→ Selected extract:
That atlas presented the researchers with an unusual opportunity to explore connections between lysosomal proteins, the genes that encode them, and neurodegenerative disease. “Among the brain LysoIP-enriched proteins, 303 were previously known lysosomal components, whereas 487 had not been associated with lysosomes before … potentially representing uncharacterized lysosomal proteins or tissue-specific cargoes targeted for degradation,” the investigators stated. In particular, the team found 67 lysosomal proteins associated with Alzheimer’s-related dementia, Parkinson’s disease, and lysosomal storage disorders (LSDs).
Further analyses indicated that a few of those proteins were expressed more in one cell type than in others. For example, a protein called GRN associated with frontotemporal dementia was more common in microglia, a kind of immune cell that has been linked to neurodegeneration, than others. That, Ghoochani and Abu-Remaileh suggested, meant they had an unusual opportunity to study links between disease and lysosomal dysfunction.
The researchers knew that a protein known as SLC45A1 helps transport sugars across cell membranes, and that mutations in the protein cause intellectual disabilities with neuropsychiatric symptoms, but no one had previously connected it to the lysosome or lysosome dysfunction.
Their new data showed that SLC45A1 was specific to neurons. “The identification of SLC45A1 as a neuron-specific lysosomal protein highlights the effectiveness of LysoIP in uncovering cell type-specific lysosomal components,” the investigators pointed out. “To our knowledge, SLC45A1 is the only lysosomal protein currently annotated as neuron specific.

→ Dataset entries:
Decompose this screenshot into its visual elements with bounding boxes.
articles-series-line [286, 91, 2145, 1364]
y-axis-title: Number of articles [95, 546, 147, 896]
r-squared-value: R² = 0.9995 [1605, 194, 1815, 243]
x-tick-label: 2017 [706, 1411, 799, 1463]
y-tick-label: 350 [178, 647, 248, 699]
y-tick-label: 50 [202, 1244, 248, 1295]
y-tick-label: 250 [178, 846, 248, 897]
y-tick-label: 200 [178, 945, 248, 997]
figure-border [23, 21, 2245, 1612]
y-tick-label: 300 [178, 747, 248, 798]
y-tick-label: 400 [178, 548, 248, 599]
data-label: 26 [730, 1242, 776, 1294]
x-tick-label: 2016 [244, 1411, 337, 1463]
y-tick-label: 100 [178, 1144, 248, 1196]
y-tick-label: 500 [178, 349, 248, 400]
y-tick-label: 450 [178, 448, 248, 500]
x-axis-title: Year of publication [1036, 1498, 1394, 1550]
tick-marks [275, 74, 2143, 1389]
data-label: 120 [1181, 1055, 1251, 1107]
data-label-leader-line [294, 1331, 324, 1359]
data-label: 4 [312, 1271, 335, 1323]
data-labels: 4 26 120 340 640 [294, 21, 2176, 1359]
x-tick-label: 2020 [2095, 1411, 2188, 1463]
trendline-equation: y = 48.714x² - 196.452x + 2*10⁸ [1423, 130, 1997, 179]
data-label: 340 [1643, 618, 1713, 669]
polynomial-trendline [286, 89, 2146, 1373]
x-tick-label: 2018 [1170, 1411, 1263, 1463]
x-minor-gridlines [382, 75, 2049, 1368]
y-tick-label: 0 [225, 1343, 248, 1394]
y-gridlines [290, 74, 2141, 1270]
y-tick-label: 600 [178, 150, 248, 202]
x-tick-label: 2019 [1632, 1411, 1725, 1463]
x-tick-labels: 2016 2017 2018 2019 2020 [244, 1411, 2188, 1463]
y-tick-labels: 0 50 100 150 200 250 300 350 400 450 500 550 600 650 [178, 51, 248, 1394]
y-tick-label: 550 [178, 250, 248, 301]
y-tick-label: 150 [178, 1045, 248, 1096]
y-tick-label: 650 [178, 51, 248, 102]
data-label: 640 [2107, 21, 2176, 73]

→ Tasks and exercises:
**1)** In the lysosome research excerpt, which cell type had more of the protein GRN than other cell types?
**2)** Write what comes next in the lysosome research excerpt, picking up after its final sentence.
You won't need the records for these tasks.

→ Task responses:
**1)** Microglia.

**2)**
The studies also showed that the loss of SLC45A1 disrupts lysosomal degradation—the process of breaking apart waste—which makes it harder for lysosomes to clear that waste out. Experiments indicated a key role for SLC45A1 in clearing hexose sugars from neuronal lysosomes, “… shedding light on its essential function in maintaining lysosomal homeostasis and energy metabolism in neurons,” the authors noted.
The results strongly indicated SLC45A1-associated disease as a lysosomal storage disorder. “Altogether, our results demonstrate that SLC45A1 loss induces lysosomal dysfunction consistent with LSD and further implicate a pathological mechanism through mitochondrial dysfunction in SLC45A1-associated disease.” The finding, the researchers believe, is just the start. One project, Ghoochani said, aims to better understand the function of SLC45A1 in lysosomes, which could eventually inform approaches to therapeutics.
There are other possibilities as well, Ghoochani suggested. “Now that we have the atlas, there are many proteins with potential disease relevance that we plan to investigate further.”
The authors commented, “In conclusion, our lysosomal atlas provides a valuable resource for understanding the diverse roles of lysosomes across brain cell types and how cell-type-specific lysosomal functions contribute to brain diseases … These findings open opportunities for studying lysosomal biology in the brain and its implications for neurological diseases and LSDs.”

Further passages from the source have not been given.